=== TASK TO CARRY OUT ===
Of all the lines in the records below, how many hold the word "JSON"? Give the number alone.

[Figure record listings]
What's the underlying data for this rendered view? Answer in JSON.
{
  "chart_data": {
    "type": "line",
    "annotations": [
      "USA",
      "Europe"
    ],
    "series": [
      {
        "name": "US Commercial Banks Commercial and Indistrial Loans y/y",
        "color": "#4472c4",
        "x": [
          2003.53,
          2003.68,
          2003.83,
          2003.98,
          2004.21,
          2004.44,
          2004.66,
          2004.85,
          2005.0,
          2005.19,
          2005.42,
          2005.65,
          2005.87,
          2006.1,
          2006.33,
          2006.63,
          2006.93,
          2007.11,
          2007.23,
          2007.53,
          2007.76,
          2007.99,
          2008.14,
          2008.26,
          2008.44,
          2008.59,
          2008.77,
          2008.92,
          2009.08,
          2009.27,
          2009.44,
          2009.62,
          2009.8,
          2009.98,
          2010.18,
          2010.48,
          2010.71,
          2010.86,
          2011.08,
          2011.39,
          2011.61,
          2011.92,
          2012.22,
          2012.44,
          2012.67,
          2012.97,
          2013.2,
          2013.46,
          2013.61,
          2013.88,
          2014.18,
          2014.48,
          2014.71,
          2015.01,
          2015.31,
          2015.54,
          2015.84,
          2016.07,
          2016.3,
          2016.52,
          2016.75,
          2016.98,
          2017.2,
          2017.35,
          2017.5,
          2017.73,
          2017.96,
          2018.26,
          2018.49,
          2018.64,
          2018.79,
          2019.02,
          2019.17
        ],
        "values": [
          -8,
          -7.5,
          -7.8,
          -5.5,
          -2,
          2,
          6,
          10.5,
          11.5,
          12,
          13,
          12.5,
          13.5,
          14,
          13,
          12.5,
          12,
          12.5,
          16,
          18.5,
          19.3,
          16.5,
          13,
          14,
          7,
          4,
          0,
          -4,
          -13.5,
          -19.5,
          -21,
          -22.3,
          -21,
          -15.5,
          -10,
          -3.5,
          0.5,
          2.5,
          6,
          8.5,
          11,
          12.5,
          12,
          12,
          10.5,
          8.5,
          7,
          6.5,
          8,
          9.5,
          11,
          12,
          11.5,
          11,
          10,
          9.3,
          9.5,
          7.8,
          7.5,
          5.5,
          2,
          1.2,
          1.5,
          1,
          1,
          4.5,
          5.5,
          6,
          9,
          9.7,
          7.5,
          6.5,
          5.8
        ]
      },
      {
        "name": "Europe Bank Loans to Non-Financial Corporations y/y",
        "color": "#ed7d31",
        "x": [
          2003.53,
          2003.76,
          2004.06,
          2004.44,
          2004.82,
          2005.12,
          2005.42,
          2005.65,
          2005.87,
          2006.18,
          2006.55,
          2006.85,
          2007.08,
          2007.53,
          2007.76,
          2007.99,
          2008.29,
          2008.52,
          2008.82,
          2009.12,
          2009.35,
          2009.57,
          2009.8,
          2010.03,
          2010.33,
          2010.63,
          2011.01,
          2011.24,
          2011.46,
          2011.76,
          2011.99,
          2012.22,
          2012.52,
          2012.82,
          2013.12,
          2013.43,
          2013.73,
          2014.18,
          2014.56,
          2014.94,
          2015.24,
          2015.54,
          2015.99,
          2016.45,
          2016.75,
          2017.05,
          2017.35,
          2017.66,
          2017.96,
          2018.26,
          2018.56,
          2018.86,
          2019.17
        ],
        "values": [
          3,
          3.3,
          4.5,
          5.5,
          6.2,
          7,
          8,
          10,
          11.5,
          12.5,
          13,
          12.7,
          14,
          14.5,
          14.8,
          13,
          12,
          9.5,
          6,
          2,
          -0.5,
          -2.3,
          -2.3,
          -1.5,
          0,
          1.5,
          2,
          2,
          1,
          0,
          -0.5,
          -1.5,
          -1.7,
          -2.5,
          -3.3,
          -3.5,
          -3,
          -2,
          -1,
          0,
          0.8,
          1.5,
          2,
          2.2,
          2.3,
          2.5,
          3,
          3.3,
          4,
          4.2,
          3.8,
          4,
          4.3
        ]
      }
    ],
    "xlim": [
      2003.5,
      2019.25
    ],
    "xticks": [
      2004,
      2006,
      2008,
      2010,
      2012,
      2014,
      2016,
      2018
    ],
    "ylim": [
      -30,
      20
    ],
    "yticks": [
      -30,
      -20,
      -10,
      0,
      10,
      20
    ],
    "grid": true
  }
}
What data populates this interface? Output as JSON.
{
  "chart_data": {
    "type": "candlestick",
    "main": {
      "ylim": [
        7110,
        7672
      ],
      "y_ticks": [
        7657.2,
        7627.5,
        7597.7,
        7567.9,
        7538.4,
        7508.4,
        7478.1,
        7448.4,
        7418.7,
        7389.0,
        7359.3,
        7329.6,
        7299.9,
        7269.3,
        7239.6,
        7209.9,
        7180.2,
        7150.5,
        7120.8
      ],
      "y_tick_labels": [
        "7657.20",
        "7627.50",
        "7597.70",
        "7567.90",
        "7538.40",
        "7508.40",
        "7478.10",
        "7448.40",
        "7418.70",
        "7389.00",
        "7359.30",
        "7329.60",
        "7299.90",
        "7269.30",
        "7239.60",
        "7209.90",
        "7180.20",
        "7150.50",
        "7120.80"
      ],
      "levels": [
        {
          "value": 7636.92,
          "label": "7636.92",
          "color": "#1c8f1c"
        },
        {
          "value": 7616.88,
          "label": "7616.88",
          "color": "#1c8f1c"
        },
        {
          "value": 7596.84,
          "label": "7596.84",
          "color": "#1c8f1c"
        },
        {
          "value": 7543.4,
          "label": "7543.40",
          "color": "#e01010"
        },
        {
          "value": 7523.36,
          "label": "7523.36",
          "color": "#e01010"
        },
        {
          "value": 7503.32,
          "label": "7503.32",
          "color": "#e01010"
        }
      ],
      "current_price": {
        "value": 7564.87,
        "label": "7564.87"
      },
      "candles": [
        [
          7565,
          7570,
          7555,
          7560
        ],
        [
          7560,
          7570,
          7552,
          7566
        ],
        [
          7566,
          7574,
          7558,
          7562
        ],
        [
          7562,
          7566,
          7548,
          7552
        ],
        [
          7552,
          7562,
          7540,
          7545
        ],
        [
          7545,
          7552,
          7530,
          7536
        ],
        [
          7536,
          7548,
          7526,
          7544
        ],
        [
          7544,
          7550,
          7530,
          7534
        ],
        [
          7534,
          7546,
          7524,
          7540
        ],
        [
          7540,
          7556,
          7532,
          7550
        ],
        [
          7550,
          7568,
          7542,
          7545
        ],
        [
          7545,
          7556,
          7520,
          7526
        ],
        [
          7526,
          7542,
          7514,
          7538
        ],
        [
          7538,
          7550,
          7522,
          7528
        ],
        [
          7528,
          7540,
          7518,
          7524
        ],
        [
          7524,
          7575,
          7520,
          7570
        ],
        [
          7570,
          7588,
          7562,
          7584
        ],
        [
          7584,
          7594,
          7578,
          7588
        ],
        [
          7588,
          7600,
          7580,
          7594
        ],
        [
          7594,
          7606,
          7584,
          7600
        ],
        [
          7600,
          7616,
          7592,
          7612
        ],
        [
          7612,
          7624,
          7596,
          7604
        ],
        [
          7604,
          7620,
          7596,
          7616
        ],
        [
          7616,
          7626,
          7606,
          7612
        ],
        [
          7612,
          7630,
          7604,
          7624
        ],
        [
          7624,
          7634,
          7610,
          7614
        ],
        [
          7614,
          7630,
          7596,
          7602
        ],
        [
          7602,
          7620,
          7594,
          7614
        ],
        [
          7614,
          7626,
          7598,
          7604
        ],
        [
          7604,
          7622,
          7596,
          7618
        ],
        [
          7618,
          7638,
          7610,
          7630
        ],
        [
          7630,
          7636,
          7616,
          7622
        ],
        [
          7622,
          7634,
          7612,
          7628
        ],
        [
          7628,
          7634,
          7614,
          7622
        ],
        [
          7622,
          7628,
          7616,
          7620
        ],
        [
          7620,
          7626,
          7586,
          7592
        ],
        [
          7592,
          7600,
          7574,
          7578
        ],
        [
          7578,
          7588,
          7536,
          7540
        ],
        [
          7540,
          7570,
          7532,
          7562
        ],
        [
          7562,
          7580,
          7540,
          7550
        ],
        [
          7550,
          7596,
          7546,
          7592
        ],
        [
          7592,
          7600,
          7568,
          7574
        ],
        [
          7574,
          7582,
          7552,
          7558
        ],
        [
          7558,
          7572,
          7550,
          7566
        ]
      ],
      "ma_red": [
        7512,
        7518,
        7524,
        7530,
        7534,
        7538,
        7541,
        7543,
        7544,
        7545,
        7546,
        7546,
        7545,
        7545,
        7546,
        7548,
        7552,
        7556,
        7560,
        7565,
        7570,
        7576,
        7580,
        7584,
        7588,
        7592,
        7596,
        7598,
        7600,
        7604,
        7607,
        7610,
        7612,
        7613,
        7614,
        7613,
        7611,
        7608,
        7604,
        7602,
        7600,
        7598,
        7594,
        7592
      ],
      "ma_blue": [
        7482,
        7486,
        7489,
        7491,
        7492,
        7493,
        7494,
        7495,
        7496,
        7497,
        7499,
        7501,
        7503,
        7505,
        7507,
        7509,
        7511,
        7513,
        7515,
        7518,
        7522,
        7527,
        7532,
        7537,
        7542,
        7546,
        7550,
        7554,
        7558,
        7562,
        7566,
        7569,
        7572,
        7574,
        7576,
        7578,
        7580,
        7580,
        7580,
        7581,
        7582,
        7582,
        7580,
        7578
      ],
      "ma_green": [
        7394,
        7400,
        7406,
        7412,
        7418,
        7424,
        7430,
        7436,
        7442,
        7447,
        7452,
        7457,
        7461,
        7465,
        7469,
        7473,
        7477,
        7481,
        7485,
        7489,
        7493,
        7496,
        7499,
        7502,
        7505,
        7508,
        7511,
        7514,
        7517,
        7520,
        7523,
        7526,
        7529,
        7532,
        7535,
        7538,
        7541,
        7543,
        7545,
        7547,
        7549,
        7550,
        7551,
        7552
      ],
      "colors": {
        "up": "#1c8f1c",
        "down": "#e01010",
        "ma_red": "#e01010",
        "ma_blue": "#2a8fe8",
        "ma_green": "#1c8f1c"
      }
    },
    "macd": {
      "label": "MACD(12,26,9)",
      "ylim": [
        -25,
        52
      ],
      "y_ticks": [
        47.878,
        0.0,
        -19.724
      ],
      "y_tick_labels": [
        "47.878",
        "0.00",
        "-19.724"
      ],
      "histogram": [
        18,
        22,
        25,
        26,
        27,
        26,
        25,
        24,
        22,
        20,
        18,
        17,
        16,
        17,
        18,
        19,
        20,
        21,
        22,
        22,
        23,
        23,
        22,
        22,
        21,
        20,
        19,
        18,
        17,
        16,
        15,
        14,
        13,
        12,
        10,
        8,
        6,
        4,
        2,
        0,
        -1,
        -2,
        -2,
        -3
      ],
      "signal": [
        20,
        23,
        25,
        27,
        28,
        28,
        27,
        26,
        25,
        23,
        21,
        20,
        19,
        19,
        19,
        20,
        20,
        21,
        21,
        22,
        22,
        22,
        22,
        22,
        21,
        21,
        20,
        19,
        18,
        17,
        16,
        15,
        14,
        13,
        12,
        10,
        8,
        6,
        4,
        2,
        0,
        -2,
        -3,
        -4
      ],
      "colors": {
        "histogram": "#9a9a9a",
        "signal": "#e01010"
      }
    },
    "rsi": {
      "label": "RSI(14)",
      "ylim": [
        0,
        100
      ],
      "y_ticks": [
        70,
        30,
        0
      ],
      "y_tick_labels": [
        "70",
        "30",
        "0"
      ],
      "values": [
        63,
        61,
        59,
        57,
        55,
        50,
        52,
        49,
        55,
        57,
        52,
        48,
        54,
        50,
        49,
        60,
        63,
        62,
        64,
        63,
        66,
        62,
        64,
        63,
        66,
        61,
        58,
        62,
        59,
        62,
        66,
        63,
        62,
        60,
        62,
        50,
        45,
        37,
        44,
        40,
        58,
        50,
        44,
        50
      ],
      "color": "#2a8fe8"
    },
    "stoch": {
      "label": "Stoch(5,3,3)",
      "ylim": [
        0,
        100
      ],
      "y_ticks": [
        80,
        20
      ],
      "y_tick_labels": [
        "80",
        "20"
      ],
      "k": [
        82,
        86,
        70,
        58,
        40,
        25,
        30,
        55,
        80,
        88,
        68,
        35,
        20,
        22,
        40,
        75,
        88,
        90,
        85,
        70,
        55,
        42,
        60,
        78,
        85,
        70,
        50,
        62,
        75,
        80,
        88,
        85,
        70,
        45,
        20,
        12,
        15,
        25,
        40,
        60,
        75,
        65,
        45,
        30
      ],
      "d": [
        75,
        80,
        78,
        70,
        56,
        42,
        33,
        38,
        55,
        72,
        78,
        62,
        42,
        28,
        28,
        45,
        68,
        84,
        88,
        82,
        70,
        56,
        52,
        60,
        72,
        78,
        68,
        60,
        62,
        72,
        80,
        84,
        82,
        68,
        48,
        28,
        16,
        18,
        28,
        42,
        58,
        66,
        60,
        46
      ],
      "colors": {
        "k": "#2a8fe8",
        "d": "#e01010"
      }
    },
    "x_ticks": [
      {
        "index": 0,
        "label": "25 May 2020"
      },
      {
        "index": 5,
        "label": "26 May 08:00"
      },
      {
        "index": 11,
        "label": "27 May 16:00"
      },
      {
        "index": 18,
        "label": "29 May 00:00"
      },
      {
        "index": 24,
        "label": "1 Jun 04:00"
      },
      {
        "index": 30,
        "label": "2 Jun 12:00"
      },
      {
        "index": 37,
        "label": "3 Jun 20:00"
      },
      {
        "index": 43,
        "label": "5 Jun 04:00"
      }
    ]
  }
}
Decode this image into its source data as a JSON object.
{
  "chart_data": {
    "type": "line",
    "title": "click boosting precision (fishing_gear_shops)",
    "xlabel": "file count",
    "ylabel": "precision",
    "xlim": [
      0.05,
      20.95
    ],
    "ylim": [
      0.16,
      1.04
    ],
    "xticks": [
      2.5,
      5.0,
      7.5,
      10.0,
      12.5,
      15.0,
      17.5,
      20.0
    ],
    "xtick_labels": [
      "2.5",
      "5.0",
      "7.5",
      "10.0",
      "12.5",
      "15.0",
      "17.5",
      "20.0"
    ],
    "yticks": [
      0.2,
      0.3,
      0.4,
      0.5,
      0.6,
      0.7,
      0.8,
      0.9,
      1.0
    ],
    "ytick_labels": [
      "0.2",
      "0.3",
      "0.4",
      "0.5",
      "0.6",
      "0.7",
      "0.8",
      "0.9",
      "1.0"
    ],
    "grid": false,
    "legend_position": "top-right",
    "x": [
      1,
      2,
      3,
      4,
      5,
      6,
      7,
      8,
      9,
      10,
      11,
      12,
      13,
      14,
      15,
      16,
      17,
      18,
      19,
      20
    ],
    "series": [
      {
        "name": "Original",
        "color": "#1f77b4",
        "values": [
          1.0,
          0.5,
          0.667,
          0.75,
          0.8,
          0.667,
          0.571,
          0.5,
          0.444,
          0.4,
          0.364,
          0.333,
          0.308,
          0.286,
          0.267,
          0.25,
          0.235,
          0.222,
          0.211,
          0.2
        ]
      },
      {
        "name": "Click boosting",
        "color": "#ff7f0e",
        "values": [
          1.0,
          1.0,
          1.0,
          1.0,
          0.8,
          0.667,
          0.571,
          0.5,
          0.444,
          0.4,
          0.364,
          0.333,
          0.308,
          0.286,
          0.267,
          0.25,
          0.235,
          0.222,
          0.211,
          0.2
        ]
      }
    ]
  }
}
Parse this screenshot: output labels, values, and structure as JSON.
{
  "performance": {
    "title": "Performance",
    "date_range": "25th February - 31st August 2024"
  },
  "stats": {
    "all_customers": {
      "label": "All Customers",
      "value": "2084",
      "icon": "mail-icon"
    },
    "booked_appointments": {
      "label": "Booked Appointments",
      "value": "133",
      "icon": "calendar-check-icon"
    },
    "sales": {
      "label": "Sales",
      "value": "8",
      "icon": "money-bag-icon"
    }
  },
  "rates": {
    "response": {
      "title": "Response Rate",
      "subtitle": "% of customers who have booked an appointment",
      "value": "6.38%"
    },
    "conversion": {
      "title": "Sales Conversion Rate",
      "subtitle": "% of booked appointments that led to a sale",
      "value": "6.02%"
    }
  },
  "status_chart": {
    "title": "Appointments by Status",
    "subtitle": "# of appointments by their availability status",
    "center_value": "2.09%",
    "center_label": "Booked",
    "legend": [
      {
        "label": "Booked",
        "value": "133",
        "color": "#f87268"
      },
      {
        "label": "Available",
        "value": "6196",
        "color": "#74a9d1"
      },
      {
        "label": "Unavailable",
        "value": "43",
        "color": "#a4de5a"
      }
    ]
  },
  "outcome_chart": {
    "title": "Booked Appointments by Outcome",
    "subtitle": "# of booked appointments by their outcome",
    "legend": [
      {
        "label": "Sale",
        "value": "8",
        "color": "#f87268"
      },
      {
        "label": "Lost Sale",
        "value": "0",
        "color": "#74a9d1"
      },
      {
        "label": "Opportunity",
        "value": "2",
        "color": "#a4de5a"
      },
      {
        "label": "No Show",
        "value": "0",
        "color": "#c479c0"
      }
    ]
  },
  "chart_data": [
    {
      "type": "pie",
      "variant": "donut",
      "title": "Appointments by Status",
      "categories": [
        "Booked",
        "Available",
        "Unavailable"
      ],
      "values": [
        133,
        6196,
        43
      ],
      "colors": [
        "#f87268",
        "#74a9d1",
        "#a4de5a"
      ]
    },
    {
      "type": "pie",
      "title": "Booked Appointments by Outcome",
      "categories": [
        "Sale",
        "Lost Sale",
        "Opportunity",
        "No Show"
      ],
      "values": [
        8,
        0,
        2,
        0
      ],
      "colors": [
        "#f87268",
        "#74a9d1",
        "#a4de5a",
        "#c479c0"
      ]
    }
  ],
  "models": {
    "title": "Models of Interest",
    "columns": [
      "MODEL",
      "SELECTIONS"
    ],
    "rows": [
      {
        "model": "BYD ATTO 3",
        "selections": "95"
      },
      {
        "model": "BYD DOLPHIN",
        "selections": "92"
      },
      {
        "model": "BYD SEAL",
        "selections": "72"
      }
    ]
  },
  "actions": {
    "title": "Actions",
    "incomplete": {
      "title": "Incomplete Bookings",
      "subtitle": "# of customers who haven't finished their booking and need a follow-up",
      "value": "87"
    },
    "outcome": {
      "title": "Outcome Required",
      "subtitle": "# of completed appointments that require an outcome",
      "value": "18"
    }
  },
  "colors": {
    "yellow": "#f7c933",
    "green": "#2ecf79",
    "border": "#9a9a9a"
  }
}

=== FULL OUTPUT ===
4